● Aim of the exercise
Filter the listing and keep only the lines with the word "after".

● Records
** start **
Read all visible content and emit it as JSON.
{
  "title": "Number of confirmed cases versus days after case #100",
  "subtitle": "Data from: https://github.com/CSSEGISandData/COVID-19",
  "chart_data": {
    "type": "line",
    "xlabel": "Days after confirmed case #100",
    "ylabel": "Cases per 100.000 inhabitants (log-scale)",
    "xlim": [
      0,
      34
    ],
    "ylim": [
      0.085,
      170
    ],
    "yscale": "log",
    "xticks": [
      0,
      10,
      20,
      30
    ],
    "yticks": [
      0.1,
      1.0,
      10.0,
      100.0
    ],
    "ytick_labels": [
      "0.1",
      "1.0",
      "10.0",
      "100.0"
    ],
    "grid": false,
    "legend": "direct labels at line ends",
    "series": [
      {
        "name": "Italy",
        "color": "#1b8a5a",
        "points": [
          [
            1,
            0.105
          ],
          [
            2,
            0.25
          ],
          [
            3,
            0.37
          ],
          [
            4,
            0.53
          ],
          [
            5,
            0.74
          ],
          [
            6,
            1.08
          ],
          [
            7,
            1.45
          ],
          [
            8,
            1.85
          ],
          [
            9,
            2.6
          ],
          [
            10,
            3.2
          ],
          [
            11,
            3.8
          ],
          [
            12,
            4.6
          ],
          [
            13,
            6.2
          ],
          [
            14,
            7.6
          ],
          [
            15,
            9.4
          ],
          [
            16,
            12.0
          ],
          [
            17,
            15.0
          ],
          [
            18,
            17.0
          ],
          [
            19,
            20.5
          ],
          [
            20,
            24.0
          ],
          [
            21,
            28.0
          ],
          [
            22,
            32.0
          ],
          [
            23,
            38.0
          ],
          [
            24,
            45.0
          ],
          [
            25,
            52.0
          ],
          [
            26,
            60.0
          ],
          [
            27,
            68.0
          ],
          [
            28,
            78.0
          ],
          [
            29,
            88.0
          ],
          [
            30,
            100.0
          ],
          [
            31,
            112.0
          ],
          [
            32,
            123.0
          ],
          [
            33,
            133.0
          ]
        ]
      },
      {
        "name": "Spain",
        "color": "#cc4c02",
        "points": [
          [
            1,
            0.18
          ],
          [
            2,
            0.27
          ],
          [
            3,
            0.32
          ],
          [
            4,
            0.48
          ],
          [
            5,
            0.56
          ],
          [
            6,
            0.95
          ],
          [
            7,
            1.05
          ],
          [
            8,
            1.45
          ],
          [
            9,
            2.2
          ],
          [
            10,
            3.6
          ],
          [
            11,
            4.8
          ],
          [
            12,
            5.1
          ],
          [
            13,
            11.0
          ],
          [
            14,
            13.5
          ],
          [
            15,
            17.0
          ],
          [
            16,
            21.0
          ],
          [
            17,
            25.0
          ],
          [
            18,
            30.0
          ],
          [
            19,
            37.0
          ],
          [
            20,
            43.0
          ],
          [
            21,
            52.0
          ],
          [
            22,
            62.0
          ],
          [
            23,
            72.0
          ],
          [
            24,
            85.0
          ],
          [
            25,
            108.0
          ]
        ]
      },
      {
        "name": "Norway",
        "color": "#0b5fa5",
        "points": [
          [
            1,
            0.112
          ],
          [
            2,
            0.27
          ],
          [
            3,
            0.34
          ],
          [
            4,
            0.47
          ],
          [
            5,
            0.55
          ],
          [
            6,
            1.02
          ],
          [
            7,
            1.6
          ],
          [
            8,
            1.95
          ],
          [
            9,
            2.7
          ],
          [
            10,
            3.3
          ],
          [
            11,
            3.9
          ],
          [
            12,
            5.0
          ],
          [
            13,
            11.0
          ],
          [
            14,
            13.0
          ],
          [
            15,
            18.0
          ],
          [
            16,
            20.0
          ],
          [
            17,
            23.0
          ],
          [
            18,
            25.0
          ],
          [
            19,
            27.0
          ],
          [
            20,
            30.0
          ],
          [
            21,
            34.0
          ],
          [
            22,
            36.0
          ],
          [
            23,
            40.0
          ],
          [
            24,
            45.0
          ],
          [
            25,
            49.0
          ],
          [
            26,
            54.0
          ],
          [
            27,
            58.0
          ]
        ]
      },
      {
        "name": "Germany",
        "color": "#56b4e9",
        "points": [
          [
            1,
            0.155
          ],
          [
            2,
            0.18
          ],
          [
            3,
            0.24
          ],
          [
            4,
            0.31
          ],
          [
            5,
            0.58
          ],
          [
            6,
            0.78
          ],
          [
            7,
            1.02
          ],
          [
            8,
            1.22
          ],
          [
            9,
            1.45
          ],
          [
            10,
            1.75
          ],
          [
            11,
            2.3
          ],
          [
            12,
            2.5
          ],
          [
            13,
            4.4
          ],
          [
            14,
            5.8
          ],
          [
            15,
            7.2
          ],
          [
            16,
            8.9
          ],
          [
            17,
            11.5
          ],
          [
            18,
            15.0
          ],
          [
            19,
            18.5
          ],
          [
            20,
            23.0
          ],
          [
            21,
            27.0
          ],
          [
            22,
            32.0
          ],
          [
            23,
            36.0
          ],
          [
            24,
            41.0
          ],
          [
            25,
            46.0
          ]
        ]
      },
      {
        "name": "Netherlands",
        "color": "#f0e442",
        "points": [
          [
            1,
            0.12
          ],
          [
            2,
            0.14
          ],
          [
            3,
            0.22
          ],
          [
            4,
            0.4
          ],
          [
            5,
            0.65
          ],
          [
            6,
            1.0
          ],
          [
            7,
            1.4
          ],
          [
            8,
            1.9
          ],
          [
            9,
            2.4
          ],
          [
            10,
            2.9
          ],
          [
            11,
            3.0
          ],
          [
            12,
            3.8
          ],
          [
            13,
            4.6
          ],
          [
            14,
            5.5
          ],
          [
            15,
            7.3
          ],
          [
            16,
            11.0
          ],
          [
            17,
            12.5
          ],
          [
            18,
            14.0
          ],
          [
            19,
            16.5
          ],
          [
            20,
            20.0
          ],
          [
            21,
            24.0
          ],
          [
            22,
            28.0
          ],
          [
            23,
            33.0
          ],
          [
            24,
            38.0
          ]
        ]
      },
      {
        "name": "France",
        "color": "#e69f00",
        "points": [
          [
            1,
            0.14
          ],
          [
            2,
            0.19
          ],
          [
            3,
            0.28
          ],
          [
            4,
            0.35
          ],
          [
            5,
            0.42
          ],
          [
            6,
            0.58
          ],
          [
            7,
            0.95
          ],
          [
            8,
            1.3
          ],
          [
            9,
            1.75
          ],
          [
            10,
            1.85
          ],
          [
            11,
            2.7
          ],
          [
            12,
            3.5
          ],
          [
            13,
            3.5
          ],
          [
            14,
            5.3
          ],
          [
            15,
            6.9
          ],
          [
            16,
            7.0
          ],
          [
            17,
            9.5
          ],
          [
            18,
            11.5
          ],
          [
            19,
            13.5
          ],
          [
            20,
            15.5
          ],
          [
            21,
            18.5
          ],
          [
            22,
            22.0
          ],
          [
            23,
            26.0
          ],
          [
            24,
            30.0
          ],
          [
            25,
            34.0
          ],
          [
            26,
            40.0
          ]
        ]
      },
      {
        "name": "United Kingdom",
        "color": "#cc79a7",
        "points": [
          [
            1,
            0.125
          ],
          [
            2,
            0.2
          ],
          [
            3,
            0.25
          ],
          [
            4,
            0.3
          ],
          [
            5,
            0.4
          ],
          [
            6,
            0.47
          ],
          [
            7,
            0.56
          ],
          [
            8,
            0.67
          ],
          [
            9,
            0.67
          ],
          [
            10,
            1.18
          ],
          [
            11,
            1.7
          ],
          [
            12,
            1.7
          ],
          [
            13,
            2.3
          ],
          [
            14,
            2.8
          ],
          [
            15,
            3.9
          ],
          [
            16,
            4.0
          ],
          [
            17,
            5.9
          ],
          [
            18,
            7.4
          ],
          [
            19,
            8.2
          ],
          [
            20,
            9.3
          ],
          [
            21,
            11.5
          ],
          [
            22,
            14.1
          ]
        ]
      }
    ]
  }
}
** end **
● Expected answer
  "title": "Number of confirmed cases versus days after case #100",
    "xlabel": "Days after confirmed case #100",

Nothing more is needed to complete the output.